═════ EXTRACTED MATERIAL ═════
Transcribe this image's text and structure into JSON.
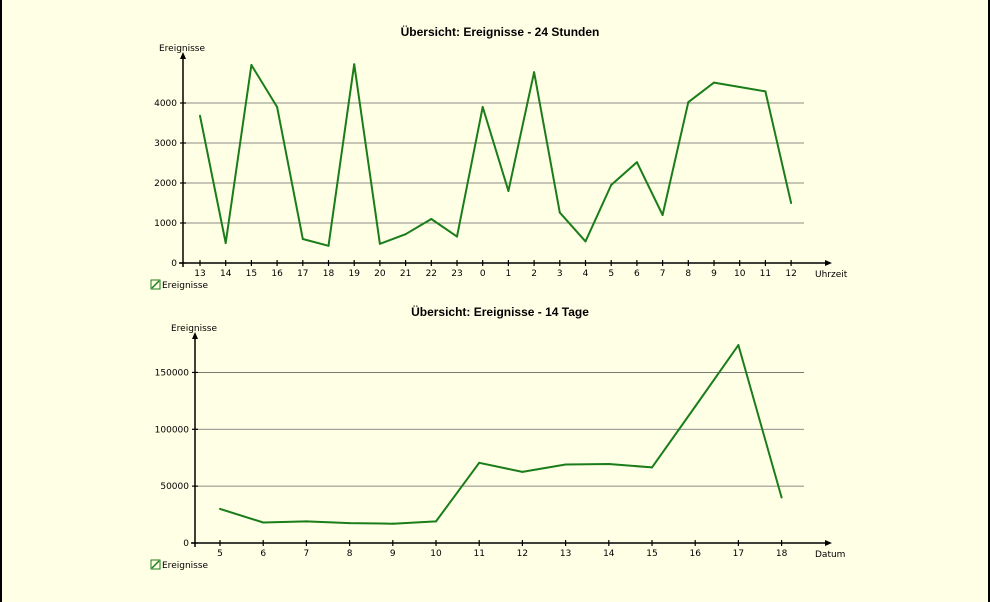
{
  "charts": [
    {
      "id": "hours",
      "title": "Übersicht: Ereignisse - 24 Stunden",
      "ylabel": "Ereignisse",
      "xlabel": "Uhrzeit",
      "legend": "Ereignisse"
    },
    {
      "id": "days",
      "title": "Übersicht: Ereignisse - 14 Tage",
      "ylabel": "Ereignisse",
      "xlabel": "Datum",
      "legend": "Ereignisse"
    }
  ],
  "chart_data": [
    {
      "type": "line",
      "title": "Übersicht: Ereignisse - 24 Stunden",
      "xlabel": "Uhrzeit",
      "ylabel": "Ereignisse",
      "categories": [
        "13",
        "14",
        "15",
        "16",
        "17",
        "18",
        "19",
        "20",
        "21",
        "22",
        "23",
        "0",
        "1",
        "2",
        "3",
        "4",
        "5",
        "6",
        "7",
        "8",
        "9",
        "10",
        "11",
        "12"
      ],
      "series": [
        {
          "name": "Ereignisse",
          "values": [
            3680,
            500,
            4950,
            3900,
            600,
            430,
            4970,
            480,
            720,
            1100,
            660,
            3900,
            1800,
            4770,
            1260,
            540,
            1950,
            2520,
            1200,
            4020,
            4510,
            4400,
            4290,
            1500
          ]
        }
      ],
      "ylim": [
        0,
        5000
      ],
      "yticks": [
        0,
        1000,
        2000,
        3000,
        4000
      ],
      "grid": true,
      "legend_position": "bottom-left",
      "color": "#1a7d1a"
    },
    {
      "type": "line",
      "title": "Übersicht: Ereignisse - 14 Tage",
      "xlabel": "Datum",
      "ylabel": "Ereignisse",
      "categories": [
        "5",
        "6",
        "7",
        "8",
        "9",
        "10",
        "11",
        "12",
        "13",
        "14",
        "15",
        "16",
        "17",
        "18"
      ],
      "series": [
        {
          "name": "Ereignisse",
          "values": [
            30000,
            18000,
            19000,
            17500,
            17000,
            19000,
            70500,
            62500,
            69000,
            69500,
            66500,
            120000,
            174000,
            40000
          ]
        }
      ],
      "ylim": [
        0,
        175000
      ],
      "yticks": [
        0,
        50000,
        100000,
        150000
      ],
      "grid": true,
      "legend_position": "bottom-left",
      "color": "#1a7d1a"
    }
  ]
}
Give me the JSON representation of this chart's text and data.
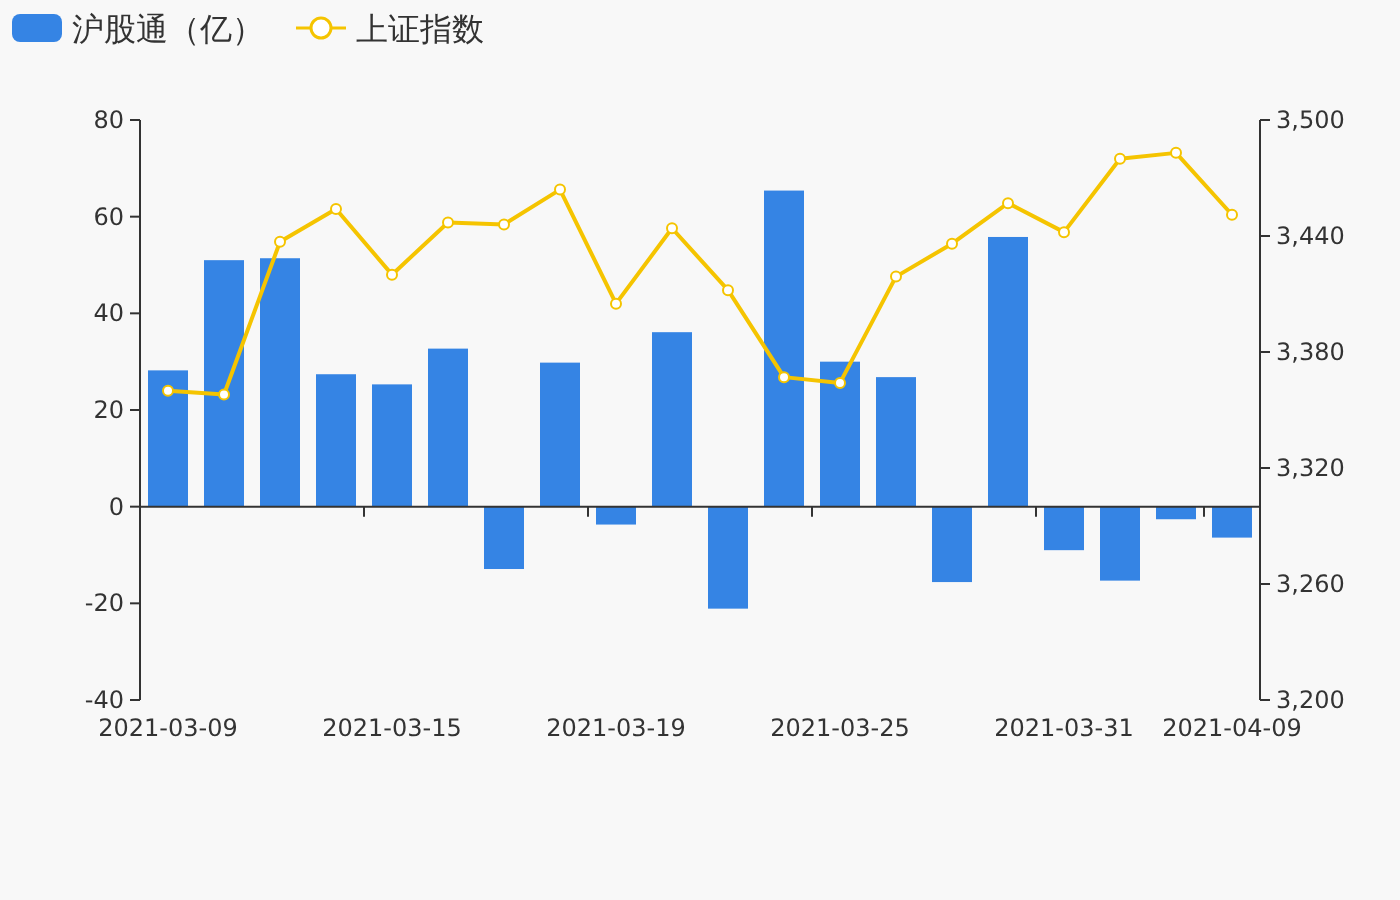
{
  "chart_data": {
    "type": "bar",
    "categories": [
      "2021-03-09",
      null,
      null,
      null,
      "2021-03-15",
      null,
      null,
      null,
      "2021-03-19",
      null,
      null,
      null,
      "2021-03-25",
      null,
      null,
      null,
      "2021-03-31",
      null,
      null,
      "2021-04-09"
    ],
    "series": [
      {
        "name": "沪股通（亿）",
        "color": "#3584e4",
        "values": [
          28.2,
          51.0,
          51.4,
          27.4,
          25.3,
          32.7,
          -12.9,
          29.8,
          -3.7,
          36.1,
          -21.1,
          65.4,
          30.0,
          26.8,
          -15.6,
          55.8,
          -9.0,
          -15.3,
          -2.6,
          -6.4
        ]
      },
      {
        "name": "上证指数",
        "type": "line",
        "axis": "y2",
        "color": "#f5c400",
        "marker": "circle",
        "values": [
          3360,
          3358,
          3437,
          3454,
          3420,
          3447,
          3446,
          3464,
          3405,
          3444,
          3412,
          3367,
          3364,
          3419,
          3436,
          3457,
          3442,
          3480,
          3483,
          3451
        ]
      }
    ],
    "ylim": [
      -40,
      80
    ],
    "yticks": [
      -40,
      -20,
      0,
      20,
      40,
      60,
      80
    ],
    "y2lim": [
      3200,
      3500
    ],
    "y2ticks": [
      {
        "value": 3200,
        "label": "3,200"
      },
      {
        "value": 3260,
        "label": "3,260"
      },
      {
        "value": 3320,
        "label": "3,320"
      },
      {
        "value": 3380,
        "label": "3,380"
      },
      {
        "value": 3440,
        "label": "3,440"
      },
      {
        "value": 3500,
        "label": "3,500"
      }
    ],
    "legend": "top left"
  }
}
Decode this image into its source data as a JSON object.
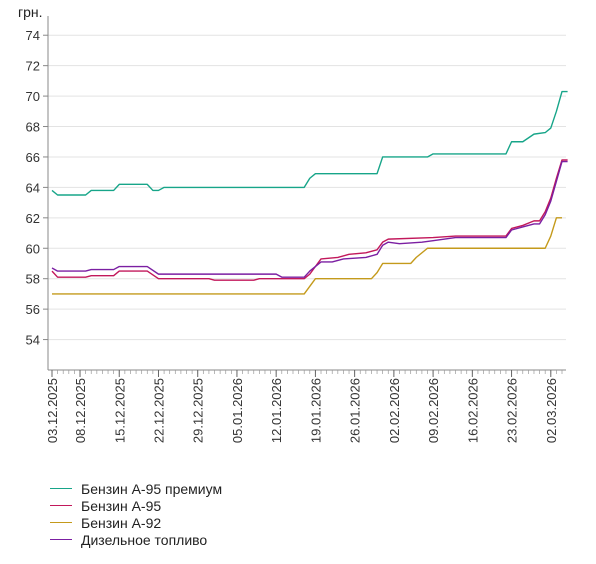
═════
### PROBLEM DESCRIPTION
Going through the lines above one by one, tally those with the word "image" and give only the total.

### SOLUTION BELOW
2